Written instruction |
Set down all of the entries word for word, omitting the images they contain.
● ● ●
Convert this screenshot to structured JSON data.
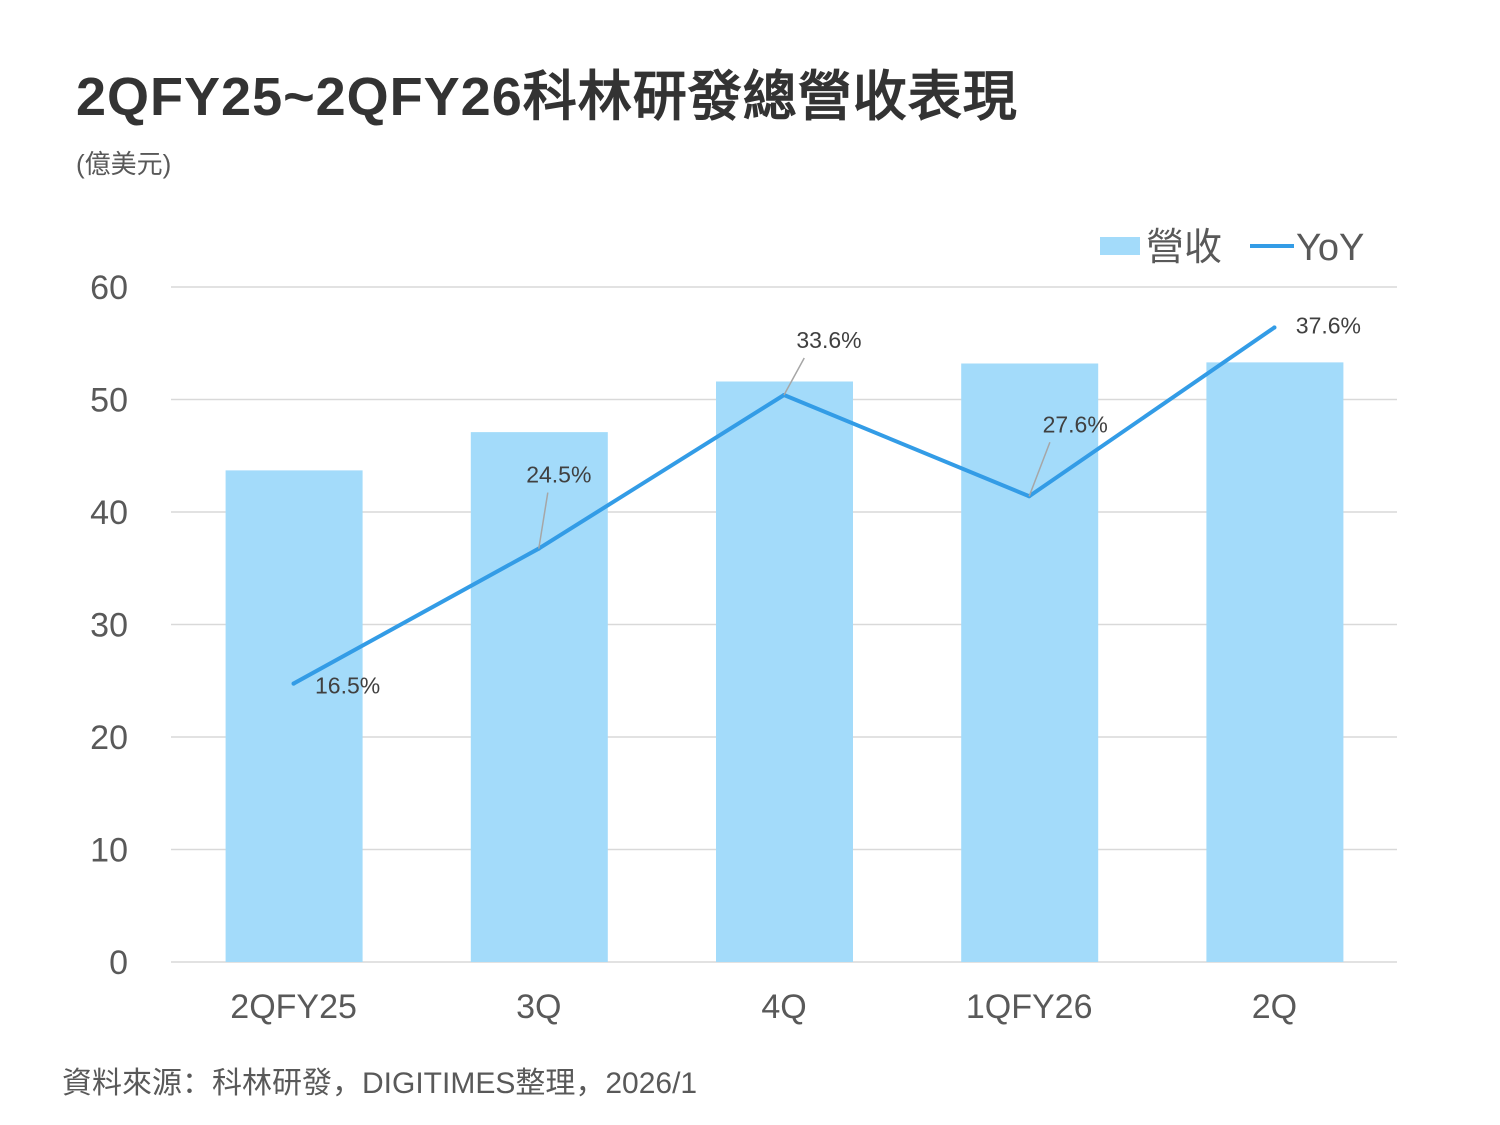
{
  "title": "2QFY25~2QFY26科林研發總營收表現",
  "unit": "(億美元)",
  "source": "資料來源：科林研發，DIGITIMES整理，2026/1",
  "chart_data": {
    "type": "bar",
    "title": "2QFY25~2QFY26科林研發總營收表現",
    "categories": [
      "2QFY25",
      "3Q",
      "4Q",
      "1QFY26",
      "2Q"
    ],
    "ylim": [
      0,
      60
    ],
    "yticks": [
      "0",
      "10",
      "20",
      "30",
      "40",
      "50",
      "60"
    ],
    "secondary_ylim": [
      0,
      40
    ],
    "grid": true,
    "legend_position": "top-right",
    "series": [
      {
        "name": "營收",
        "type": "bar",
        "color": "#A3DBFA",
        "values": [
          43.7,
          47.1,
          51.6,
          53.2,
          53.3
        ]
      },
      {
        "name": "YoY",
        "type": "line",
        "axis": "secondary",
        "color": "#339CE6",
        "values": [
          16.5,
          24.5,
          33.6,
          27.6,
          37.6
        ],
        "labels": [
          "16.5%",
          "24.5%",
          "33.6%",
          "27.6%",
          "37.6%"
        ]
      }
    ]
  }
}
● ● ●
Task result |
Convert this screenshot to structured JSON data.
{
  "title": "2QFY25~2QFY26科林研發總營收表現",
  "unit": "(億美元)",
  "source": "資料來源：科林研發，DIGITIMES整理，2026/1",
  "chart_data": {
    "type": "bar",
    "title": "2QFY25~2QFY26科林研發總營收表現",
    "categories": [
      "2QFY25",
      "3Q",
      "4Q",
      "1QFY26",
      "2Q"
    ],
    "ylim": [
      0,
      60
    ],
    "yticks": [
      "0",
      "10",
      "20",
      "30",
      "40",
      "50",
      "60"
    ],
    "secondary_ylim": [
      0,
      40
    ],
    "grid": true,
    "legend_position": "top-right",
    "series": [
      {
        "name": "營收",
        "type": "bar",
        "color": "#A3DBFA",
        "values": [
          43.7,
          47.1,
          51.6,
          53.2,
          53.3
        ]
      },
      {
        "name": "YoY",
        "type": "line",
        "axis": "secondary",
        "color": "#339CE6",
        "values": [
          16.5,
          24.5,
          33.6,
          27.6,
          37.6
        ],
        "labels": [
          "16.5%",
          "24.5%",
          "33.6%",
          "27.6%",
          "37.6%"
        ]
      }
    ]
  }
}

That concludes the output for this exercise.